### [Document]
##########

Tolstoy himself is something of an interesting figure. I gather he’s a distant cousin of Leo Tolstoy. He’s also the stepson of Patrick O’Brien, who wrote the outstanding Aubrey & Maturin series of naval epics set during the Napoleonic wars. Having grown up in Britain, Tolstoy developed an interest in Arthurian literature, and I especially enjoyed his non-fiction book, The Quest for Merlin. That book introduced me to Geoffrey of Monmouth’s Vita Merlini, which in turn inspired my poem “The Passage of Merlin” which was reprinted at Eye to the Telescope earlier this year.

When I first discovered Arthurian literature and started processing it, I had a vision of creating a work similar in scope to Tolstoy’s The Coming of the King. I envisioned telling the ultimate Arthurian tale. Of course, many far-more-noted authors have also done so, ranging from Mark Twain to John Steinbeck to the aforementioned T.H. White. Tolstoy sidestepped the trap of writing “yet another Arthurian fantasy” by writing about people who lived a generation or two after Arthur and were influenced by his legacy.

I’m often asked how an author can create fantasy that isn’t derivative of the epic fantasy of J.R.R. Tolkien or the sword and sorcery of Robert E. Howard. One answer is simply to read the classics. The ones Tolstoy drew from are good choices. Grimm’s fairy tales are also good choices. In that way, a writer can get to the roots of fantasy. From that basis, you can start adapting the themes and types of characters to situations and locations that mean something to you.

My first professional fantasy (and steampunk) sale was a story I was moved to write after reading Moby Dick and then Ray Bradbury’s accounts of writing the novel’s screenplay. I replaced sailing ships with airships and whales with dragons and wrote “The Slayers” which was published in Realms of Fantasy. You can learn about the reprinted edition at: http://www.davidleesummers.com/slayers.html.

As for Arthurian legends, I had a lot of notes and ideas and wrote some stories. I added vampires and my love of the movie Nosferatu and melded it into Dragon’s Fall: Rise of the Scarlet Order. You can learn more about the novel at: http://www.davidleesummers.com/dragons_fall.html

Of course, a lot of these old stories can be dense and a challenge to follow. One of the ways I dealt with that was by retelling the stories in my own words and finding the parts that were important to me and emphasizing them. I felt brave enough to record one of those retellings and put it up for sale several years ago. It’s my retelling of Culhwch and Olwen from The Maginogion.

##########

### [Available data]

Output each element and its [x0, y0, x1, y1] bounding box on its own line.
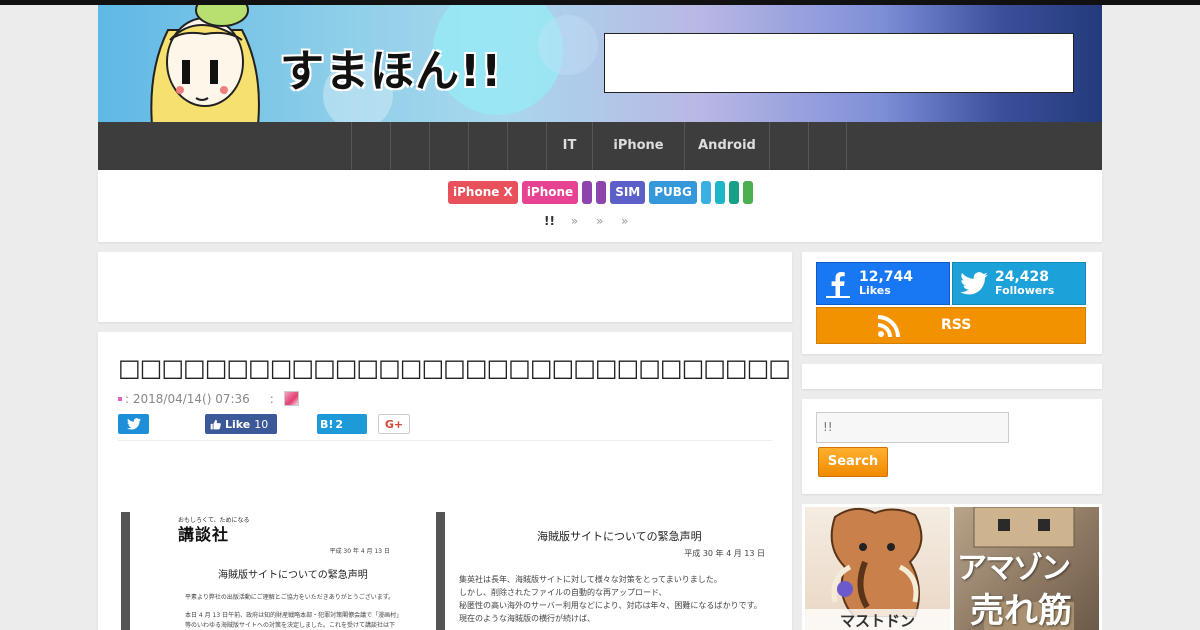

##########

Answer these questions using the piece on Arthurian fantasy above.
(a) Whose stepson is Tolstoy?
(b) Where was "The Slayers" published?
(c) Which story did the writer record a retelling of and put up for sale?

### [Problem solution]
(a) Patrick O'Brien
(b) Realms of Fantasy
(c) Culhwch and Olwen